Dataset records:
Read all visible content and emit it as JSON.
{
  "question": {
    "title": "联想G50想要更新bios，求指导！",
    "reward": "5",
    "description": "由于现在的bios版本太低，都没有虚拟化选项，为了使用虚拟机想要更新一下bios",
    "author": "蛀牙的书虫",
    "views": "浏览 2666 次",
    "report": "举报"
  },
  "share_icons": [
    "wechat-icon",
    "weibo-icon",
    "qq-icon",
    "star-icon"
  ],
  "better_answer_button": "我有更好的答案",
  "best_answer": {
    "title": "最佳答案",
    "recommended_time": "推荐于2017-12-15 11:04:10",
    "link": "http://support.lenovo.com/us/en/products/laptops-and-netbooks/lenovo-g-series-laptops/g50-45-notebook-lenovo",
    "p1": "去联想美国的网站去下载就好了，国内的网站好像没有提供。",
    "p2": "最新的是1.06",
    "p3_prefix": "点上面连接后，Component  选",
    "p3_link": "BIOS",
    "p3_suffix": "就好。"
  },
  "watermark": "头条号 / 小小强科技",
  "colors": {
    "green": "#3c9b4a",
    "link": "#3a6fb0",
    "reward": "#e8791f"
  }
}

→ **Prompt**:
Above are the records; retype them all without a single difference.

→ **Solution to the exercise**:
Read all visible content and emit it as JSON.
{
  "question": {
    "title": "联想G50想要更新bios，求指导！",
    "reward": "5",
    "description": "由于现在的bios版本太低，都没有虚拟化选项，为了使用虚拟机想要更新一下bios",
    "author": "蛀牙的书虫",
    "views": "浏览 2666 次",
    "report": "举报"
  },
  "share_icons": [
    "wechat-icon",
    "weibo-icon",
    "qq-icon",
    "star-icon"
  ],
  "better_answer_button": "我有更好的答案",
  "best_answer": {
    "title": "最佳答案",
    "recommended_time": "推荐于2017-12-15 11:04:10",
    "link": "http://support.lenovo.com/us/en/products/laptops-and-netbooks/lenovo-g-series-laptops/g50-45-notebook-lenovo",
    "p1": "去联想美国的网站去下载就好了，国内的网站好像没有提供。",
    "p2": "最新的是1.06",
    "p3_prefix": "点上面连接后，Component  选",
    "p3_link": "BIOS",
    "p3_suffix": "就好。"
  },
  "watermark": "头条号 / 小小强科技",
  "colors": {
    "green": "#3c9b4a",
    "link": "#3a6fb0",
    "reward": "#e8791f"
  }
}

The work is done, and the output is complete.